[Data excerpts]
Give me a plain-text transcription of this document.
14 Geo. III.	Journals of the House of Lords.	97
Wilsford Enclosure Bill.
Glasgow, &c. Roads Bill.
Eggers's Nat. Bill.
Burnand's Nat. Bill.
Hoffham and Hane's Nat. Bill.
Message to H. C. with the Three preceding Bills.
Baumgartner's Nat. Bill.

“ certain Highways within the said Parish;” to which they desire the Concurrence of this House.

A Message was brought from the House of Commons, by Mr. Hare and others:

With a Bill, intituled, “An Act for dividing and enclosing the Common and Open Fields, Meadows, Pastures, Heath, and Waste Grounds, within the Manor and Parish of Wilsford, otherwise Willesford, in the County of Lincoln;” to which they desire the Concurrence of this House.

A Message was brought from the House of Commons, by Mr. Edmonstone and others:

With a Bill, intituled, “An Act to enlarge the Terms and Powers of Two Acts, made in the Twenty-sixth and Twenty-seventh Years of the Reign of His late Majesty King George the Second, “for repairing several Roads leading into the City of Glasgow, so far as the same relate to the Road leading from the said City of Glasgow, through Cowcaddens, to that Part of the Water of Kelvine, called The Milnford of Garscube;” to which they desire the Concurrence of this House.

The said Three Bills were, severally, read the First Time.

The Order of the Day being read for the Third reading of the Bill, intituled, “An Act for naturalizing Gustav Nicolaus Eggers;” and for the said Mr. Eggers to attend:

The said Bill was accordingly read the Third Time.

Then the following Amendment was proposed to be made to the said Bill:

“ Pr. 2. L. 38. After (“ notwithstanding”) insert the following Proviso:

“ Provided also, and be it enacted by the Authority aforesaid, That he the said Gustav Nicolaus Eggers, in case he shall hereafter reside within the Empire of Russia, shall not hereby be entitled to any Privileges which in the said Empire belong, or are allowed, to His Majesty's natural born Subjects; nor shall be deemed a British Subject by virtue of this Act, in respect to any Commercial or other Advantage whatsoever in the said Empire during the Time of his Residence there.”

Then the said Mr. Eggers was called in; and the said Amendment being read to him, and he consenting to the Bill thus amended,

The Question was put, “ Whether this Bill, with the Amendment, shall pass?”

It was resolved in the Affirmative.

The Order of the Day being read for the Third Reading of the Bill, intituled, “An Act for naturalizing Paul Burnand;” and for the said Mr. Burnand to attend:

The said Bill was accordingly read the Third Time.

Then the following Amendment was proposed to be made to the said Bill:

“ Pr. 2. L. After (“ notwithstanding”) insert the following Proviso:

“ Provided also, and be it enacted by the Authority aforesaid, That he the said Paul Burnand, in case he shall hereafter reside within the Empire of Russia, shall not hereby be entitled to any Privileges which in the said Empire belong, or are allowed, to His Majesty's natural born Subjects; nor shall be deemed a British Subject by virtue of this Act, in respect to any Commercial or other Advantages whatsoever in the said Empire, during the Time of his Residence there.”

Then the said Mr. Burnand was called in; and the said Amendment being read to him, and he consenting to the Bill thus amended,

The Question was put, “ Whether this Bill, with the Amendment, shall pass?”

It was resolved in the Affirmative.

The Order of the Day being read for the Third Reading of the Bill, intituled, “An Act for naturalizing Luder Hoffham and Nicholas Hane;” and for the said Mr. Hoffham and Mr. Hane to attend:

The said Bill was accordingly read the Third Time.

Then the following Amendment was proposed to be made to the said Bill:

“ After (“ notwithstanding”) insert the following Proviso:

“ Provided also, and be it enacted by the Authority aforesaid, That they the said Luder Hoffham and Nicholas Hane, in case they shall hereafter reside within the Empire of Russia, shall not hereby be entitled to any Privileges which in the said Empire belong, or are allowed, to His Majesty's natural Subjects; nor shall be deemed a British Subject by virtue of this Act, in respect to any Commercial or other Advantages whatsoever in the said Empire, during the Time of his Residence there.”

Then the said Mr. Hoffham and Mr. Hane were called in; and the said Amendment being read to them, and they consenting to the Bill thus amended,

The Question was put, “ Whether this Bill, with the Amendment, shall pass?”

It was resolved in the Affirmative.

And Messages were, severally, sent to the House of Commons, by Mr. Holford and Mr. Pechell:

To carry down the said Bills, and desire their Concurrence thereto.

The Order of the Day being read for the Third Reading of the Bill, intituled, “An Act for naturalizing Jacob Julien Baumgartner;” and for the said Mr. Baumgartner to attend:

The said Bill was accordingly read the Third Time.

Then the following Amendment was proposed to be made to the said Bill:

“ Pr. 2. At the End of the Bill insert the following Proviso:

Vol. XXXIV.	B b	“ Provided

▶ **Problem to work on**: Reproduce every line of the material above exactly.

▶ **Full answer**:
Give me a plain-text transcription of this document.
14 Geo. III.	Journals of the House of Lords.	97
Wilsford Enclosure Bill.
Glasgow, &c. Roads Bill.
Eggers's Nat. Bill.
Burnand's Nat. Bill.
Hoffham and Hane's Nat. Bill.
Message to H. C. with the Three preceding Bills.
Baumgartner's Nat. Bill.

“ certain Highways within the said Parish;” to which they desire the Concurrence of this House.

A Message was brought from the House of Commons, by Mr. Hare and others:

With a Bill, intituled, “An Act for dividing and enclosing the Common and Open Fields, Meadows, Pastures, Heath, and Waste Grounds, within the Manor and Parish of Wilsford, otherwise Willesford, in the County of Lincoln;” to which they desire the Concurrence of this House.

A Message was brought from the House of Commons, by Mr. Edmonstone and others:

With a Bill, intituled, “An Act to enlarge the Terms and Powers of Two Acts, made in the Twenty-sixth and Twenty-seventh Years of the Reign of His late Majesty King George the Second, “for repairing several Roads leading into the City of Glasgow, so far as the same relate to the Road leading from the said City of Glasgow, through Cowcaddens, to that Part of the Water of Kelvine, called The Milnford of Garscube;” to which they desire the Concurrence of this House.

The said Three Bills were, severally, read the First Time.

The Order of the Day being read for the Third reading of the Bill, intituled, “An Act for naturalizing Gustav Nicolaus Eggers;” and for the said Mr. Eggers to attend:

The said Bill was accordingly read the Third Time.

Then the following Amendment was proposed to be made to the said Bill:

“ Pr. 2. L. 38. After (“ notwithstanding”) insert the following Proviso:

“ Provided also, and be it enacted by the Authority aforesaid, That he the said Gustav Nicolaus Eggers, in case he shall hereafter reside within the Empire of Russia, shall not hereby be entitled to any Privileges which in the said Empire belong, or are allowed, to His Majesty's natural born Subjects; nor shall be deemed a British Subject by virtue of this Act, in respect to any Commercial or other Advantage whatsoever in the said Empire during the Time of his Residence there.”

Then the said Mr. Eggers was called in; and the said Amendment being read to him, and he consenting to the Bill thus amended,

The Question was put, “ Whether this Bill, with the Amendment, shall pass?”

It was resolved in the Affirmative.

The Order of the Day being read for the Third Reading of the Bill, intituled, “An Act for naturalizing Paul Burnand;” and for the said Mr. Burnand to attend:

The said Bill was accordingly read the Third Time.

Then the following Amendment was proposed to be made to the said Bill:

“ Pr. 2. L. After (“ notwithstanding”) insert the following Proviso:

“ Provided also, and be it enacted by the Authority aforesaid, That he the said Paul Burnand, in case he shall hereafter reside within the Empire of Russia, shall not hereby be entitled to any Privileges which in the said Empire belong, or are allowed, to His Majesty's natural born Subjects; nor shall be deemed a British Subject by virtue of this Act, in respect to any Commercial or other Advantages whatsoever in the said Empire, during the Time of his Residence there.”

Then the said Mr. Burnand was called in; and the said Amendment being read to him, and he consenting to the Bill thus amended,

The Question was put, “ Whether this Bill, with the Amendment, shall pass?”

It was resolved in the Affirmative.

The Order of the Day being read for the Third Reading of the Bill, intituled, “An Act for naturalizing Luder Hoffham and Nicholas Hane;” and for the said Mr. Hoffham and Mr. Hane to attend:

The said Bill was accordingly read the Third Time.

Then the following Amendment was proposed to be made to the said Bill:

“ After (“ notwithstanding”) insert the following Proviso:

“ Provided also, and be it enacted by the Authority aforesaid, That they the said Luder Hoffham and Nicholas Hane, in case they shall hereafter reside within the Empire of Russia, shall not hereby be entitled to any Privileges which in the said Empire belong, or are allowed, to His Majesty's natural Subjects; nor shall be deemed a British Subject by virtue of this Act, in respect to any Commercial or other Advantages whatsoever in the said Empire, during the Time of his Residence there.”

Then the said Mr. Hoffham and Mr. Hane were called in; and the said Amendment being read to them, and they consenting to the Bill thus amended,

The Question was put, “ Whether this Bill, with the Amendment, shall pass?”

It was resolved in the Affirmative.

And Messages were, severally, sent to the House of Commons, by Mr. Holford and Mr. Pechell:

To carry down the said Bills, and desire their Concurrence thereto.

The Order of the Day being read for the Third Reading of the Bill, intituled, “An Act for naturalizing Jacob Julien Baumgartner;” and for the said Mr. Baumgartner to attend:

The said Bill was accordingly read the Third Time.

Then the following Amendment was proposed to be made to the said Bill:

“ Pr. 2. At the End of the Bill insert the following Proviso:

Vol. XXXIV.	B b	“ Provided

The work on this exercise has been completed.